§ **DOCUMENT EXCERPT**:
State v. Hunt
Decision Date | 01 November 2016 |
Docket Number | No. COA15–1289,COA15–1289 |
Parties | STATE of North Carolina v. C.D. HUNT |
Court | North Carolina Court of Appeals |
Attorney General Roy Cooper, by Assistant Attorney General Teresa M. Postell, for the State.
Ward, Smith & Norris, P.A., by Kirby H. Smith, III, New Bern, for defendant-appellant.
Where the language of the indictment was sufficient to charge defendant with burning certain buildings, the trial court properly exercised jurisdiction over the matter. Where defendant cannot establish plain error, his challenge that the trial court abandoned its gatekeeping function must fail. Likewise, where defendant cannot establish prejudice, his ineffective assistance of counsel claim must also fail. However, where the amount of restitution awarded was not supported by the evidence, we remand to the trial court for further proceedings.
On 6 January 2014, a Durham County grand jury indicted defendant C.D. Hunt on the charge of burning certain buildings, in violation of General Statutes, section 14–62. The matter came on for trial during the 23 March 2015 criminal session of Durham County Superior Court, the Honorable James Roberson, Judge presiding.
The evidence presented at trial tended to show that on 29 May 2013, Diane Stallworth, apartment complex property manager for Lynnhaven Apartments located in Durham, North Carolina, reported a break-in of apartment 7C. In addition to the Durham Police Department, Stallworth contacted the apartment resident, LaTresha Harwell, and requested that she return to the complex. At 1:00 p.m. that afternoon, Stallworth was in apartment 7C when defendant C.D. Hunt arrived. Stallworth described defendant's mood as "angry or upset." Stallworth asked defendant to remove his car, a gray four-door Nissan, from the grass and take it back to the parking lot, but defendant refused to talk with her. Defendant was not a resident of the apartment complex, but was listed as the emergency contact for Harwell, and had been observed with Harwell on a near-daily basis. When Stallworth returned to the apartment complex office, she observed defendant drive his car to the parking lot in front of the office and begin throwing trash from his car onto the grass in front of the building. Stallworth asked defendant to stop and he replied.
Following this interaction, a law enforcement officer arrived in response to an apartment break-in report. While he was still there, Stallworth issued defendant a "trespassing letter" informing him he was not welcome back on the property. Early the next morning, on 30 May 2013, Stallworth received a call notifying her of a fire reported at the Lynnhaven Apartments complex office building.
After the fire was extinguished, Investigator Joel Gullie, with the Fire Prevention Bureau, Fire Marshal's Office, City of Durham Fire Department, arrived on the scene. He had been called to the scene by the battalion chief in command on the basis that the fire was "suspicious." Investigator Gullie testified that he was the lead investigator, and his observations led him to conclude that an accelerant had been used.

§ **INFORMATION SUPPLIED**:
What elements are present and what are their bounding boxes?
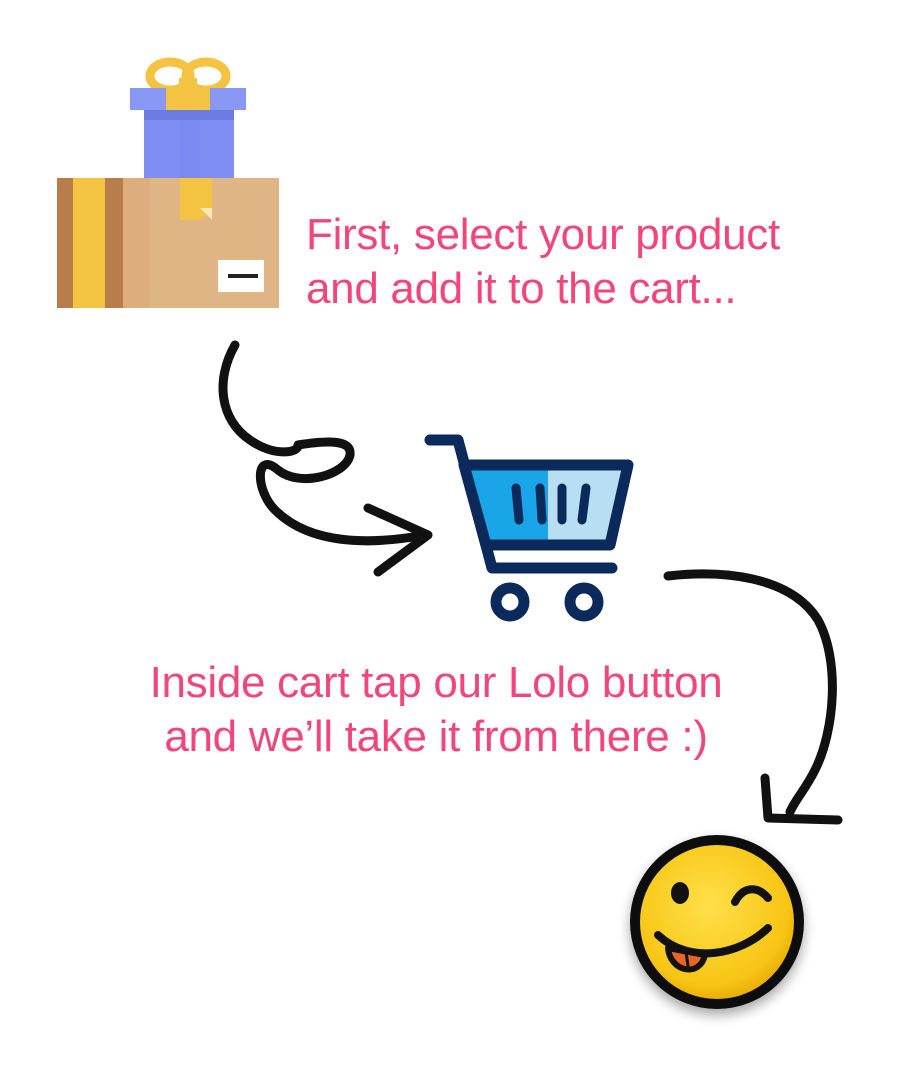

§ **TO BE DONE**:
1. Using the State v. Hunt excerpt, decide whether each statement agrees with it. Answer yes or no for each, and quote the words from the excerpt that decide it. (a) Stallworth asked Harwell to come back to the complex. (b) Defendant lived at the apartment complex. (c) The fire at the complex office was reported on 29 May 2013.
2. According to the State v. Hunt excerpt, why does the court send the matter back to the trial court? Answer in one to three sentences.
3. Return the part of the State v. Hunt excerpt that opens with the words containing "Where the language" and closes with "Roberson, Judge presiding.", copied exactly.
The data has nothing to do with the State v. Hunt excerpt.

§ **SOLVED PROBLEMS**:
1.
(a) Yes: "Stallworth contacted the apartment resident, LaTresha Harwell, and requested that she return to the complex."
(b) No: "Defendant was not a resident of the apartment complex"
(c) No: "Early the next morning, on 30 May 2013, Stallworth received a call notifying her of a fire reported at the Lynnhaven Apartments complex office building."

2. The evidence did not support the amount of restitution awarded. For that reason, the court remands to the trial court for further proceedings.

3.
Where the language of the indictment was sufficient to charge defendant with burning certain buildings, the trial court properly exercised jurisdiction over the matter. Where defendant cannot establish plain error, his challenge that the trial court abandoned its gatekeeping function must fail. Likewise, where defendant cannot establish prejudice, his ineffective assistance of counsel claim must also fail. However, where the amount of restitution awarded was not supported by the evidence, we remand to the trial court for further proceedings.
On 6 January 2014, a Durham County grand jury indicted defendant C.D. Hunt on the charge of burning certain buildings, in violation of General Statutes, section 14–62. The matter came on for trial during the 23 March 2015 criminal session of Durham County Superior Court, the Honorable James Roberson, Judge presiding.